## DATASET
----------

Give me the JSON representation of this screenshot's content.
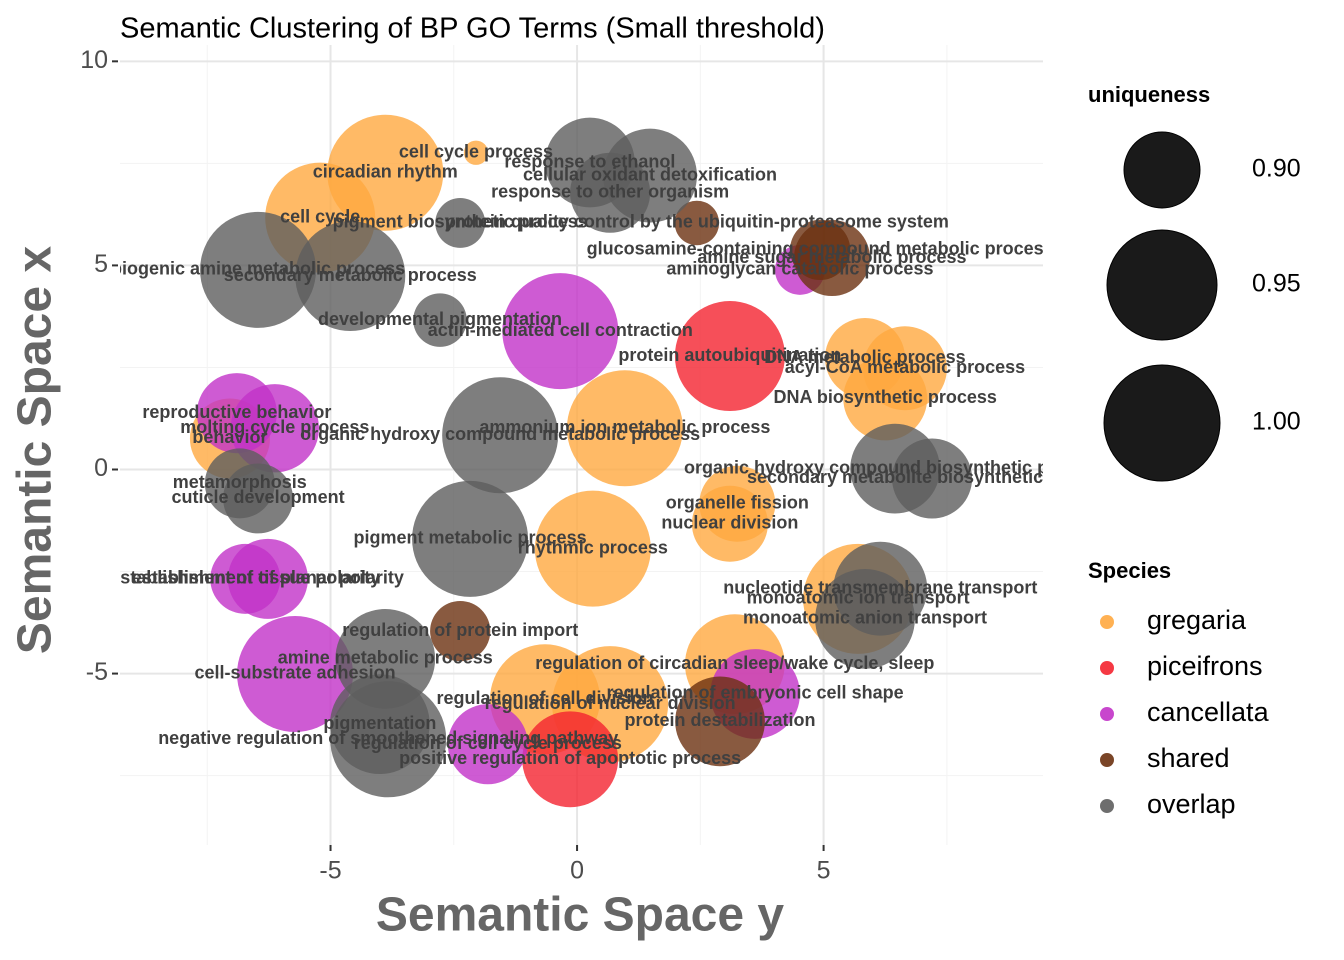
{
  "chart_data": {
    "type": "scatter",
    "title": "Semantic Clustering of BP GO Terms (Small threshold)",
    "x_label": "Semantic Space y",
    "y_label": "Semantic Space x",
    "xlim": [
      -9.27,
      9.45
    ],
    "ylim": [
      -9.2,
      10.4
    ],
    "xticks": [
      -5,
      0,
      5
    ],
    "yticks": [
      -5,
      0,
      5,
      10
    ],
    "grid": true,
    "size_title": "uniqueness",
    "size_ticks": [
      {
        "value": 0.9,
        "label": "0.90"
      },
      {
        "value": 0.95,
        "label": "0.95"
      },
      {
        "value": 1.0,
        "label": "1.00"
      }
    ],
    "color_title": "Species",
    "series": [
      {
        "name": "gregaria",
        "color": "#FFA940",
        "labels": [
          "cell cycle process",
          "circadian rhythm",
          "cell cycle",
          "DNA metabolic process",
          "acyl-CoA metabolic process",
          "DNA biosynthetic process",
          "ammonium ion metabolic process",
          "behavior",
          "organelle fission",
          "nuclear division",
          "rhythmic process",
          "monoatomic ion transport",
          "regulation of circadian sleep/wake cycle, sleep",
          "regulation of cell division",
          "regulation of nuclear division"
        ],
        "x": [
          -2.05,
          -3.89,
          -5.21,
          5.84,
          6.65,
          6.25,
          0.97,
          -7.04,
          3.25,
          3.1,
          0.32,
          5.7,
          3.2,
          -0.65,
          0.67
        ],
        "values": [
          7.76,
          7.27,
          6.17,
          2.73,
          2.48,
          1.74,
          1.01,
          0.76,
          -0.84,
          -1.33,
          -1.94,
          -3.17,
          -4.77,
          -5.63,
          -5.75
        ],
        "sizes": [
          0.859,
          1.0,
          0.95,
          0.905,
          0.91,
          0.91,
          1.0,
          0.905,
          0.9,
          0.9,
          1.0,
          0.95,
          0.933,
          0.95,
          1.0
        ]
      },
      {
        "name": "piceifrons",
        "color": "#F4232F",
        "labels": [
          "protein autoubiquitination",
          "positive regulation of apoptotic process"
        ],
        "x": [
          3.1,
          -0.14
        ],
        "values": [
          2.78,
          -7.1
        ],
        "sizes": [
          0.95,
          0.927
        ]
      },
      {
        "name": "cancellata",
        "color": "#C232C8",
        "labels": [
          "aminoglycan catabolic process",
          "actin-mediated cell contraction",
          "reproductive behavior",
          "molting cycle process",
          "establishment of planar polarity",
          "establishment of tissue polarity",
          "cell-substrate adhesion",
          "regulation of embryonic cell shape",
          "regulation of cell cycle process"
        ],
        "x": [
          4.52,
          -0.34,
          -6.9,
          -6.13,
          -6.27,
          -6.73,
          -5.72,
          3.61,
          -1.81
        ],
        "values": [
          4.89,
          3.39,
          1.38,
          1.01,
          -2.68,
          -2.68,
          -5.01,
          -5.5,
          -6.73
        ],
        "sizes": [
          0.874,
          1.0,
          0.905,
          0.916,
          0.905,
          0.893,
          1.0,
          0.918,
          0.905
        ]
      },
      {
        "name": "shared",
        "color": "#6B3110",
        "labels": [
          "protein quality control by the ubiquitin-proteasome system",
          "amine sugar metabolic process",
          "glucosamine-containing compound metabolic process",
          "regulation of protein import",
          "protein destabilization"
        ],
        "x": [
          2.43,
          5.17,
          4.93,
          -2.37,
          2.9
        ],
        "values": [
          6.04,
          5.18,
          5.38,
          -3.96,
          -6.17
        ],
        "sizes": [
          0.87,
          0.9,
          0.883,
          0.883,
          0.918
        ]
      },
      {
        "name": "overlap",
        "color": "#5E5E5E",
        "labels": [
          "response to ethanol",
          "cellular oxidant detoxification",
          "response to other organism",
          "pigment biosynthetic process",
          "biogenic amine metabolic process",
          "secondary metabolic process",
          "developmental pigmentation",
          "organic hydroxy compound metabolic process",
          "metamorphosis",
          "cuticle development",
          "secondary metabolite biosynthetic process",
          "organic hydroxy compound biosynthetic process",
          "pigment metabolic process",
          "nucleotide transmembrane transport",
          "monoatomic anion transport",
          "amine metabolic process",
          "pigmentation",
          "negative regulation of smoothened signaling pathway"
        ],
        "x": [
          0.26,
          1.48,
          0.67,
          -2.37,
          -6.47,
          -4.6,
          -2.78,
          -1.56,
          -6.84,
          -6.47,
          7.2,
          6.45,
          -2.17,
          6.15,
          5.84,
          -3.89,
          -4.0,
          -3.83
        ],
        "values": [
          7.52,
          7.2,
          6.78,
          6.04,
          4.89,
          4.74,
          3.66,
          0.84,
          -0.34,
          -0.71,
          -0.22,
          0.02,
          -1.7,
          -2.92,
          -3.66,
          -4.64,
          -6.24,
          -6.61
        ],
        "sizes": [
          0.918,
          0.924,
          0.905,
          0.874,
          1.0,
          0.95,
          0.877,
          1.0,
          0.893,
          0.893,
          0.905,
          0.918,
          1.0,
          0.924,
          0.933,
          0.933,
          0.933,
          1.0
        ]
      }
    ]
  }
}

----------

## ASSIGNMENT
Repeat all the material exactly, but keep pictures out of the copy.

## EXERCISE RESPONSE
Give me the JSON representation of this screenshot's content.
{
  "chart_data": {
    "type": "scatter",
    "title": "Semantic Clustering of BP GO Terms (Small threshold)",
    "x_label": "Semantic Space y",
    "y_label": "Semantic Space x",
    "xlim": [
      -9.27,
      9.45
    ],
    "ylim": [
      -9.2,
      10.4
    ],
    "xticks": [
      -5,
      0,
      5
    ],
    "yticks": [
      -5,
      0,
      5,
      10
    ],
    "grid": true,
    "size_title": "uniqueness",
    "size_ticks": [
      {
        "value": 0.9,
        "label": "0.90"
      },
      {
        "value": 0.95,
        "label": "0.95"
      },
      {
        "value": 1.0,
        "label": "1.00"
      }
    ],
    "color_title": "Species",
    "series": [
      {
        "name": "gregaria",
        "color": "#FFA940",
        "labels": [
          "cell cycle process",
          "circadian rhythm",
          "cell cycle",
          "DNA metabolic process",
          "acyl-CoA metabolic process",
          "DNA biosynthetic process",
          "ammonium ion metabolic process",
          "behavior",
          "organelle fission",
          "nuclear division",
          "rhythmic process",
          "monoatomic ion transport",
          "regulation of circadian sleep/wake cycle, sleep",
          "regulation of cell division",
          "regulation of nuclear division"
        ],
        "x": [
          -2.05,
          -3.89,
          -5.21,
          5.84,
          6.65,
          6.25,
          0.97,
          -7.04,
          3.25,
          3.1,
          0.32,
          5.7,
          3.2,
          -0.65,
          0.67
        ],
        "values": [
          7.76,
          7.27,
          6.17,
          2.73,
          2.48,
          1.74,
          1.01,
          0.76,
          -0.84,
          -1.33,
          -1.94,
          -3.17,
          -4.77,
          -5.63,
          -5.75
        ],
        "sizes": [
          0.859,
          1.0,
          0.95,
          0.905,
          0.91,
          0.91,
          1.0,
          0.905,
          0.9,
          0.9,
          1.0,
          0.95,
          0.933,
          0.95,
          1.0
        ]
      },
      {
        "name": "piceifrons",
        "color": "#F4232F",
        "labels": [
          "protein autoubiquitination",
          "positive regulation of apoptotic process"
        ],
        "x": [
          3.1,
          -0.14
        ],
        "values": [
          2.78,
          -7.1
        ],
        "sizes": [
          0.95,
          0.927
        ]
      },
      {
        "name": "cancellata",
        "color": "#C232C8",
        "labels": [
          "aminoglycan catabolic process",
          "actin-mediated cell contraction",
          "reproductive behavior",
          "molting cycle process",
          "establishment of planar polarity",
          "establishment of tissue polarity",
          "cell-substrate adhesion",
          "regulation of embryonic cell shape",
          "regulation of cell cycle process"
        ],
        "x": [
          4.52,
          -0.34,
          -6.9,
          -6.13,
          -6.27,
          -6.73,
          -5.72,
          3.61,
          -1.81
        ],
        "values": [
          4.89,
          3.39,
          1.38,
          1.01,
          -2.68,
          -2.68,
          -5.01,
          -5.5,
          -6.73
        ],
        "sizes": [
          0.874,
          1.0,
          0.905,
          0.916,
          0.905,
          0.893,
          1.0,
          0.918,
          0.905
        ]
      },
      {
        "name": "shared",
        "color": "#6B3110",
        "labels": [
          "protein quality control by the ubiquitin-proteasome system",
          "amine sugar metabolic process",
          "glucosamine-containing compound metabolic process",
          "regulation of protein import",
          "protein destabilization"
        ],
        "x": [
          2.43,
          5.17,
          4.93,
          -2.37,
          2.9
        ],
        "values": [
          6.04,
          5.18,
          5.38,
          -3.96,
          -6.17
        ],
        "sizes": [
          0.87,
          0.9,
          0.883,
          0.883,
          0.918
        ]
      },
      {
        "name": "overlap",
        "color": "#5E5E5E",
        "labels": [
          "response to ethanol",
          "cellular oxidant detoxification",
          "response to other organism",
          "pigment biosynthetic process",
          "biogenic amine metabolic process",
          "secondary metabolic process",
          "developmental pigmentation",
          "organic hydroxy compound metabolic process",
          "metamorphosis",
          "cuticle development",
          "secondary metabolite biosynthetic process",
          "organic hydroxy compound biosynthetic process",
          "pigment metabolic process",
          "nucleotide transmembrane transport",
          "monoatomic anion transport",
          "amine metabolic process",
          "pigmentation",
          "negative regulation of smoothened signaling pathway"
        ],
        "x": [
          0.26,
          1.48,
          0.67,
          -2.37,
          -6.47,
          -4.6,
          -2.78,
          -1.56,
          -6.84,
          -6.47,
          7.2,
          6.45,
          -2.17,
          6.15,
          5.84,
          -3.89,
          -4.0,
          -3.83
        ],
        "values": [
          7.52,
          7.2,
          6.78,
          6.04,
          4.89,
          4.74,
          3.66,
          0.84,
          -0.34,
          -0.71,
          -0.22,
          0.02,
          -1.7,
          -2.92,
          -3.66,
          -4.64,
          -6.24,
          -6.61
        ],
        "sizes": [
          0.918,
          0.924,
          0.905,
          0.874,
          1.0,
          0.95,
          0.877,
          1.0,
          0.893,
          0.893,
          0.905,
          0.918,
          1.0,
          0.924,
          0.933,
          0.933,
          0.933,
          1.0
        ]
      }
    ]
  }
}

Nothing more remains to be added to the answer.